* Begin RECORD EXTRACTS *

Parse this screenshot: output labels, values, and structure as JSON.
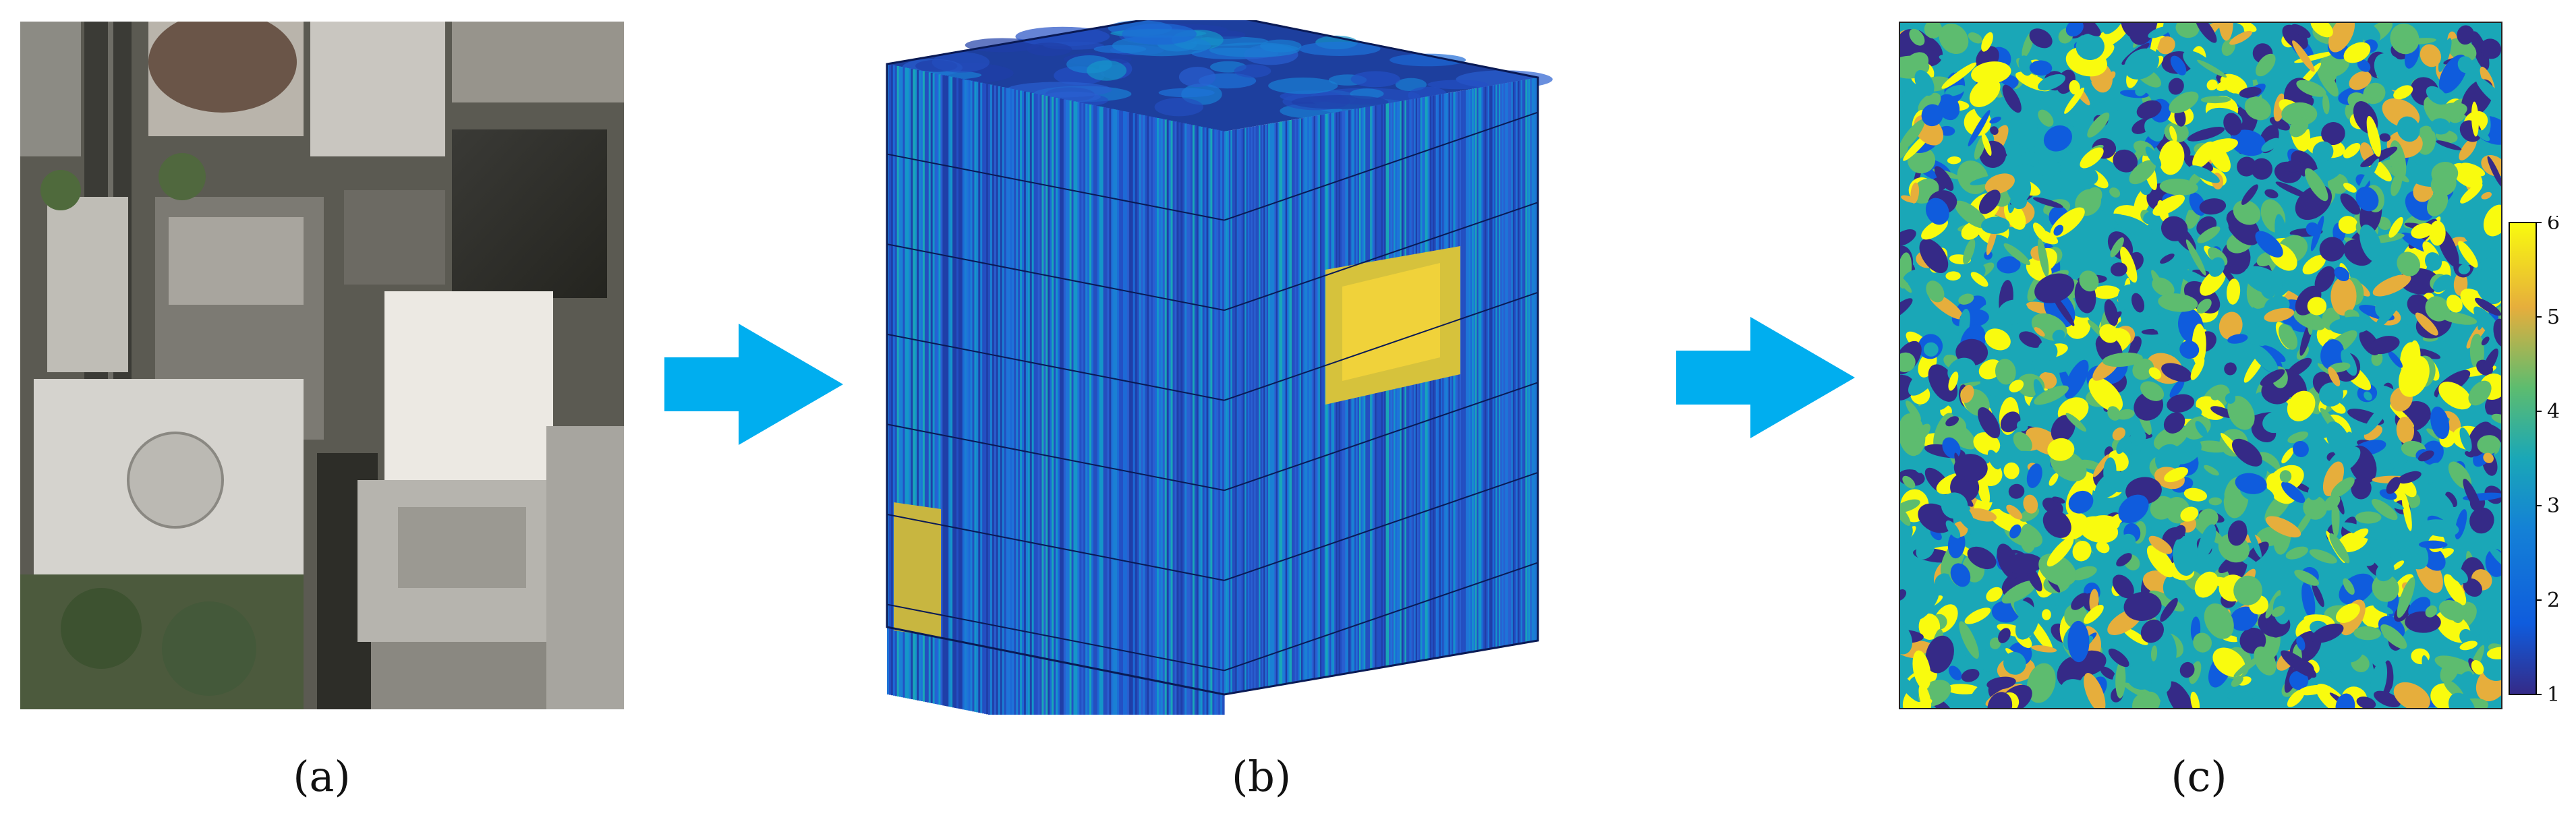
{
  "captions": {
    "a": "(a)",
    "b": "(b)",
    "c": "(c)"
  },
  "colors": {
    "arrow": "#00AEEF",
    "parula_dark": "#352A87",
    "parula_blue": "#0F5CDD",
    "parula_teal": "#1AA7B7",
    "parula_green": "#5DBC6F",
    "parula_orange": "#E6AE3C",
    "parula_yellow": "#F9FB0E"
  },
  "colorbar": {
    "ticks": [
      "1",
      "2",
      "3",
      "4",
      "5",
      "6"
    ]
  },
  "icons": {
    "arrow_1": "right-arrow-icon",
    "arrow_2": "right-arrow-icon"
  }
}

* End RECORD EXTRACTS *

Using the listing above, show each line holding the string "right".

**THE ANSWER:**
    "arrow_1": "right-arrow-icon",
    "arrow_2": "right-arrow-icon"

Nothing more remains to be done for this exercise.